Extract provided:

-------

Mr. Chairman and members of the subcommittee, I am pleased again this year, as on previous occasions, to review the Department of Defense's programmatic relationships with NASA in space and aeronautics activities. I will address those programs in which we work jointly with the National Aeronautics and Space Administration and highlight our activities that are otherwise complementary. In keeping with prior interests of this committee, I will begin by briefly describing recent Soviet activities in space to provide perspective for our own programs.


The expansion of Soviet space programs and capabilities continued unabated in 1982 with [deleted] attempted space launches that placed [deleted] payloads into orbit. This high rate, which we expect to continue in the 1980's, reflects not only the large number of programs, but expansion in scope and capability of these systems for the direct and indirect support to Soviet land, sea, and air forces. On any given day 70-110 Soviet satellites are in active use to support military forces. Development continued in 1982 on new capabilities: Two new space boosters, one a heavy lift vehicle in the Saturn V class and the second a medium lift vehicle, [deleted] reusable transport systems, one a U.S. shuttle type orbiter and the other a smaller space plane; and large permanently manned space station complexes. The heavy lift vehicle we project would be launched in the 1985-1987 time frame and be capable of lifting 220,000 to 330,000 pounds into low earth orbit. By comparison the U.S. space shuttle can lift approximately 65,000 pounds into low Earth orbit. This large booster could be used for placing large space stations in orbit, for supporting manned lunar/ planetary exploration, and for orbiting very large weapons. A variant of this vehicle would be used to launch a large shuttle craft in the late 1980's, and provide the Soviets with capabilities similar to our own space shuttle. A smaller space plane could be launched in the [deleted] time frame. It will probably be used to ferry cosmonauts to manned space station to conduct independent reconnaissance and satellite inspection [deleted]. The Soviets have continued to expand at an increasing rate their research, development testing and evaluation facilities, production and manufacturing plants, launch facilities, and space mission control network to support this large space effort.

-------

Information shown:

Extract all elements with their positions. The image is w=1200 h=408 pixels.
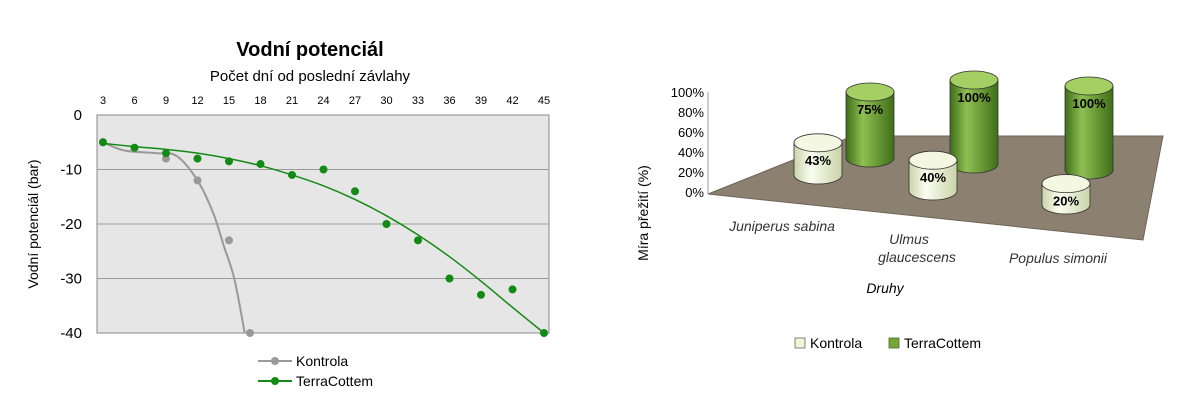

-------

To do:
a: In the testimony on Soviet space programs, about how many pounds can the U.S. space shuttle lift into low Earth orbit?
b: Carry the testimony on Soviet space programs forward from its final sentence.
The listing has no connection to the testimony on Soviet space programs.

Results by task:
a: Approximately 65,000 pounds.

b:
Soviet military space capabilities include an anti-satellite interceptor, operational since 1971 and effective against low altitude satellites; platforms which provide space-aided weapons delivery against U.S. naval carrier forces; a full array of photo and Elint reconnaissance satellites for covering strategic and tactical targets; a missile launch detection capability against U.S. ICBM fields and test facilities; an expanding communication satellite systems for support to Soviet leadership, military and intelligence entities; and several military satellite networks for navigation, meteorological, and weapons system R&D support. Perhaps the most unique feature of the Soviet program, and one which has military potential, is their manned program. The program consists of a space station, space station modules, and ferry spacecraft for cosmonauts and equipment to sustain long-term manned missions. The trends and momentum of the Soviet space program for the past 25 years reflects a commitment to develop and deploy space capabilities that enhance and project military

power. I will now discuss some selected highlights and noteworthy developments during 1982.

During 1982 the Soviet Union conducted an operational test of the radar equipped co-orbital interceptor as part of a large armed forces exercise. [Deleted].

Key elements in Soviet surveillance [deleted] are the ocean reconnaissance platforms, the Elint Ocean reconnaissance satellite (EORSAT) and the radar ocean reconnaissance satellite (RORSAT). These satellites provide detection and targeting data to Soviet surface vessels and submarines equipped with anti-ship weapons. The Soviets launched [deleted] EORSATs, which detect electronic emissions, in 1982. RORSAT activity was, however, the [deleted]. The Soviets continue to power the RORSAT with a nuclear reactor, but problems occurred with Cosmos 1402 reminiscent of the 1978 Cosmos 954 incident when it failed to boost its reactor into high storage orbit at the end of its mission. We expect the Soviet will continue, however, to maintain ocean surveillance satellites at high similar levels of operational activity in 1983.

The large and extensive photo and Elint reconnaissance program accounted for the greater part of the Soviet launches in 1982. [Deleted].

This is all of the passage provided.